● Source passage
- Opening Delimiter -
Flash Remoting
Following the link John Dowell left in his great comments about PPT -> SWF conversion, I eventually stumbled upon this article about using remoting in Flash MX (for those who are not aware, you can actually use remoted J2EE and .NET components from the Flash player starting with MX). Turns out that the Macromedia community's interest in design patterns is increasing as well. The difference is that it is a really new thing in the Flash community, and you generally are dealing with simpler patterns, not enterprise level patterns (still pretty cool nonetheless).
In any case, I think any .NET developer who reads the
article will quickly realize why the pure .NET value
proposition (ASP.NET) beats the Flash hybrid (Flash+.NET
remoting) approach hands down (for example, moving all your
remoted object's fields into a dictionary and using that
dictionary for your get and set operations kind of defeats
the point of using objects in the first place, doesn't it?).
Network Latency
When using
remoting in any environment, this quickly becomes an issue.
It can be bad enough when you are remoting within the
confines of your own server room, but remoting across the
web brings an entirely new set of latency issues. The
solution here would be to build an actionscript based facade
(NOT a Cold Fusion based facade like the article suggests),
but that could be quite a bit of extra work. Additionally,
ECMAScript isn't exactly a true OO language, so that brings
its own issues.
Multiple Languages Required
So, you
solve the network latency issue, but now you have a
matinence headache. The number of developers on the planet
who are fluent in both C# / VB.NET and ActionScript is very
small. Yes, ActionScript is just JavaScript inside of the
flash player, but because it runs inside of the Flash player
and not in an HTML page, there is a lot of stuff going on
that the avg. C# / VB.NET developer isn't going to recognize
/ understand at first glance. Additionally, just about any
developer can lay out some WebForms pages, add his even
handlers, set some properties, do some databinding, etc. and
have a complete app ready to go. Creating the equivilent app
in Flash is a bit more involved. As a result, you are
probably going to need a team of ActionScript gurus to do
the UI layer and a team of .NET junkies on the back end. Not
to bad as long as the worlds don't collide, but if the UI
team has a problem with one of the .NET components, the two
teams are going to have a hell of a time trying to
communicate (can't just "send over the source code" on this
one).
Multiple IDEs Required
In addition to
needing to deal with multiple languages, you now have a
project that is split across two entirely different IDEs.
One of which has no Source Control support and doesn't
exactly support team development. This, again, limits the
ability of teams to communicate because of the same issues.
Even if you're backend team did understand ActionScript
enough to take a look at some source code, you can't just
tell them take a look at "AccountDetails.aspx lines 20-50"
or even send them the source file that is causing the
problem, because if you send the FLA they can't read it
unless they have Flash (and know how to use it... flash
files are timeline based, not file based, so a VS.NET dev
could have a boatload of fun trying to track down the line
of code that the dev was referring him do), if you send the
SWF file, it is like sending a DLL, it doesn't really do any
good unless you really enjoy decompiling things.
- Closing Delimiter -
● Information provided
- Opening Delimiter -
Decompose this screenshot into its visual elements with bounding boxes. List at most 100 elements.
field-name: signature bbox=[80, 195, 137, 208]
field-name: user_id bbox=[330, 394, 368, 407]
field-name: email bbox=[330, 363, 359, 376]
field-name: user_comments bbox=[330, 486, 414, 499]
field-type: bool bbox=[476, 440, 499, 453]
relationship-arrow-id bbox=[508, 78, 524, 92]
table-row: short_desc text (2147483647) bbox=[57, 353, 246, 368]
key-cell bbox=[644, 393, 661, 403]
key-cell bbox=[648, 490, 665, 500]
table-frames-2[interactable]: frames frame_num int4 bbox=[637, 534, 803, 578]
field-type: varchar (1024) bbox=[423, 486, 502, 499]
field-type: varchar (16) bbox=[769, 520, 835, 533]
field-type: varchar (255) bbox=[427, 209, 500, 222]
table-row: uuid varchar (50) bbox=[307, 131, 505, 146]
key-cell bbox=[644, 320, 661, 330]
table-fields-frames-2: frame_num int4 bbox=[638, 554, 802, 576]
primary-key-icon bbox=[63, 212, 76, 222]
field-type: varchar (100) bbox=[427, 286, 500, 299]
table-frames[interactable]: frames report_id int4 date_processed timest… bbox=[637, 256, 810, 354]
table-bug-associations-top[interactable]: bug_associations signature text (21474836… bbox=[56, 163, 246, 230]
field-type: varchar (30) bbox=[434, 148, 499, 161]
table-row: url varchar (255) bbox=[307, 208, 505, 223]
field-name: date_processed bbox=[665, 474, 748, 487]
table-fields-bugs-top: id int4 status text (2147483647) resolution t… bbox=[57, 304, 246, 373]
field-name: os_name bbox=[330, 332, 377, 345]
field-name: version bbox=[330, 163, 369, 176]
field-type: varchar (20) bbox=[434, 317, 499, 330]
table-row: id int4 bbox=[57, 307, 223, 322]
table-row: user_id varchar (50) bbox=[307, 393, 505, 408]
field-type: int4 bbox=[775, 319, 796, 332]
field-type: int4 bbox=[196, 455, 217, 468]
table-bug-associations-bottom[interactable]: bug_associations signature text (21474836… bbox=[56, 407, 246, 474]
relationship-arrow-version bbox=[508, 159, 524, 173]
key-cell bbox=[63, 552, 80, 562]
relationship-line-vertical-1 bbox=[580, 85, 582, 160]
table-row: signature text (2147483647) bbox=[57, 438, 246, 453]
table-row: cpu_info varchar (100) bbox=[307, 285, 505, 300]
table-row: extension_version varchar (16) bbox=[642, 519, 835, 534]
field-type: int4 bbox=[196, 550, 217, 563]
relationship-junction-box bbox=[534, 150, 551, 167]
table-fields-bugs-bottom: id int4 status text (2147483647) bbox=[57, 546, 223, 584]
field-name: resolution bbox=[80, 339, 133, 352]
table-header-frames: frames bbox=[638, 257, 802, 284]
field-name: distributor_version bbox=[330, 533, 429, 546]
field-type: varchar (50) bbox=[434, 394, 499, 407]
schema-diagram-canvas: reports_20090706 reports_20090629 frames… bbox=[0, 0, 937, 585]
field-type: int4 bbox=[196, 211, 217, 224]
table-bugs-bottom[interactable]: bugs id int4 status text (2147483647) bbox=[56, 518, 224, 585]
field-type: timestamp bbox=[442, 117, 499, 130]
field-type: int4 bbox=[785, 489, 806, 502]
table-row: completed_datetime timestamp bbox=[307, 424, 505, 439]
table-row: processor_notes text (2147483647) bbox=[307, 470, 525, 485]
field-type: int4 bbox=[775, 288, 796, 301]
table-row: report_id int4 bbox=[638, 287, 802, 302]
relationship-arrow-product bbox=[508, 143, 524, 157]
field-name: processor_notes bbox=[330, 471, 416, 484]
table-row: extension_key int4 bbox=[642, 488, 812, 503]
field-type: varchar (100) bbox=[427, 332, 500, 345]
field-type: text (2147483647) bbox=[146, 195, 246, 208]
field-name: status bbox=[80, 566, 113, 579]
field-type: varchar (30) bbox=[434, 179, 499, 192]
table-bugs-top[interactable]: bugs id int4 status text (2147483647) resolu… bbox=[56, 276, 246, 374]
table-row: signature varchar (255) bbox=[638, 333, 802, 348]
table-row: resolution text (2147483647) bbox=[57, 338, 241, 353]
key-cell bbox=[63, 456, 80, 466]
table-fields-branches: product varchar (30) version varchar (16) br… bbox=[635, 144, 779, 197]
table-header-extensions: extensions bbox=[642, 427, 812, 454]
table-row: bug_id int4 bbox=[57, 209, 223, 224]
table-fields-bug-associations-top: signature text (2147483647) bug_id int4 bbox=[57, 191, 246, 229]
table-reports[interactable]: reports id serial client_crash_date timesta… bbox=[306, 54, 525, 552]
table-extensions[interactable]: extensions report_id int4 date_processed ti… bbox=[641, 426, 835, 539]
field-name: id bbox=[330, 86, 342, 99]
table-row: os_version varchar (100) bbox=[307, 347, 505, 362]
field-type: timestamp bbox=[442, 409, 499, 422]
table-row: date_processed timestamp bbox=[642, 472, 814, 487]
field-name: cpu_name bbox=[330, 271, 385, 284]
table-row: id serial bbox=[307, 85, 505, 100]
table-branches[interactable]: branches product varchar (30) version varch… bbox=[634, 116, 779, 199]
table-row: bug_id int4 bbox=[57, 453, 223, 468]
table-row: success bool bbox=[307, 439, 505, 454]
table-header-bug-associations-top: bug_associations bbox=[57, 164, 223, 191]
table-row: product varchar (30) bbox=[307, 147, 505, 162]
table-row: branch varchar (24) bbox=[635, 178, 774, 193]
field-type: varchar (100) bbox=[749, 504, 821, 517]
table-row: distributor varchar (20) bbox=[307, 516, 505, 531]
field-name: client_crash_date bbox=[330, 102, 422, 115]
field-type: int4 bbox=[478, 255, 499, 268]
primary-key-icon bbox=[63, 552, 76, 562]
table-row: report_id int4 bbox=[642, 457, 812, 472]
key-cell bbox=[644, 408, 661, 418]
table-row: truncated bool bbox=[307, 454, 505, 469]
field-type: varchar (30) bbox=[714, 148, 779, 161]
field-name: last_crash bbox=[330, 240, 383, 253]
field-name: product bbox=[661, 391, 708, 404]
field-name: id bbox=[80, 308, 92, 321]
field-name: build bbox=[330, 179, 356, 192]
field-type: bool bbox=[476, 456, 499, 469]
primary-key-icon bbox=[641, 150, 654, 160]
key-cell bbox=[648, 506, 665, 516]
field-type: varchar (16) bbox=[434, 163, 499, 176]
- Closing Delimiter -
● Tasks
[1] Please give again the part of the Flash Remoting post that opens with the words containing "or even send" and closes with "enjoy decompiling things.", substituting "compiled library" for "DLL".
[2] Answer these from the Flash Remoting post:
(a) Starting with Flash MX, what kinds of remoted components can be used from the Flash player?
(b) What kind of facade does the author propose as the solution to network latency?
(c) What does the author say ActionScript is?
[3] List every section heading that appears under the title of the Flash Remoting post.
None of the items is needed for this.

● Results by task
[1]
or even send them the source file that is causing the
problem, because if you send the FLA they can't read it
unless they have Flash (and know how to use it... flash
files are timeline based, not file based, so a VS.NET dev
could have a boatload of fun trying to track down the line
of code that the dev was referring him do), if you send the
SWF file, it is like sending a compiled library, it doesn't really do any
good unless you really enjoy decompiling things.

[2]
(a) Remoted J2EE and .NET components
(b) An ActionScript-based facade
(c) JavaScript inside the Flash player

[3]
Network Latency
Multiple Languages Required
Multiple IDEs Required